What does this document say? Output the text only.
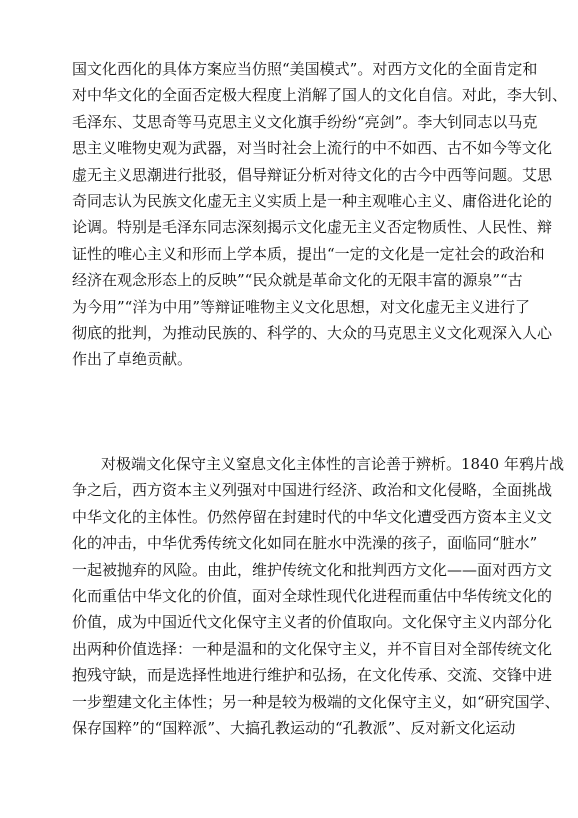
国文化西化的具体方案应当仿照“美国模式”。对西方文化的全面肯定和
对中华文化的全面否定极大程度上消解了国人的文化自信。对此，李大钊、
毛泽东、艾思奇等马克思主义文化旗手纷纷“亮剑”。李大钊同志以马克
思主义唯物史观为武器，对当时社会上流行的中不如西、古不如今等文化
虚无主义思潮进行批驳，倡导辩证分析对待文化的古今中西等问题。艾思
奇同志认为民族文化虚无主义实质上是一种主观唯心主义、庸俗进化论的
论调。特别是毛泽东同志深刻揭示文化虚无主义否定物质性、人民性、辩
证性的唯心主义和形而上学本质，提出“一定的文化是一定社会的政治和
经济在观念形态上的反映”“民众就是革命文化的无限丰富的源泉”“古
为今用”“洋为中用”等辩证唯物主义文化思想，对文化虚无主义进行了
彻底的批判，为推动民族的、科学的、大众的马克思主义文化观深入人心
作出了卓绝贡献。
对极端文化保守主义窒息文化主体性的言论善于辨析。1840 年鸦片战
争之后，西方资本主义列强对中国进行经济、政治和文化侵略，全面挑战
中华文化的主体性。仍然停留在封建时代的中华文化遭受西方资本主义文
化的冲击，中华优秀传统文化如同在脏水中洗澡的孩子，面临同“脏水”
一起被抛弃的风险。由此，维护传统文化和批判西方文化——面对西方文
化而重估中华文化的价值，面对全球性现代化进程而重估中华传统文化的
价值，成为中国近代文化保守主义者的价值取向。文化保守主义内部分化
出两种价值选择：一种是温和的文化保守主义，并不盲目对全部传统文化
抱残守缺，而是选择性地进行维护和弘扬，在文化传承、交流、交锋中进
一步塑建文化主体性；另一种是较为极端的文化保守主义，如“研究国学、
保存国粹”的“国粹派”、大搞孔教运动的“孔教派”、反对新文化运动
==============================
GIVEN TASK: Repeat the records above exactly, omitting every picture.

SOLVED PROBLEM:
What does this document say? Output the text only.
国文化西化的具体方案应当仿照“美国模式”。对西方文化的全面肯定和
对中华文化的全面否定极大程度上消解了国人的文化自信。对此，李大钊、
毛泽东、艾思奇等马克思主义文化旗手纷纷“亮剑”。李大钊同志以马克
思主义唯物史观为武器，对当时社会上流行的中不如西、古不如今等文化
虚无主义思潮进行批驳，倡导辩证分析对待文化的古今中西等问题。艾思
奇同志认为民族文化虚无主义实质上是一种主观唯心主义、庸俗进化论的
论调。特别是毛泽东同志深刻揭示文化虚无主义否定物质性、人民性、辩
证性的唯心主义和形而上学本质，提出“一定的文化是一定社会的政治和
经济在观念形态上的反映”“民众就是革命文化的无限丰富的源泉”“古
为今用”“洋为中用”等辩证唯物主义文化思想，对文化虚无主义进行了
彻底的批判，为推动民族的、科学的、大众的马克思主义文化观深入人心
作出了卓绝贡献。
对极端文化保守主义窒息文化主体性的言论善于辨析。1840 年鸦片战
争之后，西方资本主义列强对中国进行经济、政治和文化侵略，全面挑战
中华文化的主体性。仍然停留在封建时代的中华文化遭受西方资本主义文
化的冲击，中华优秀传统文化如同在脏水中洗澡的孩子，面临同“脏水”
一起被抛弃的风险。由此，维护传统文化和批判西方文化——面对西方文
化而重估中华文化的价值，面对全球性现代化进程而重估中华传统文化的
价值，成为中国近代文化保守主义者的价值取向。文化保守主义内部分化
出两种价值选择：一种是温和的文化保守主义，并不盲目对全部传统文化
抱残守缺，而是选择性地进行维护和弘扬，在文化传承、交流、交锋中进
一步塑建文化主体性；另一种是较为极端的文化保守主义，如“研究国学、
保存国粹”的“国粹派”、大搞孔教运动的“孔教派”、反对新文化运动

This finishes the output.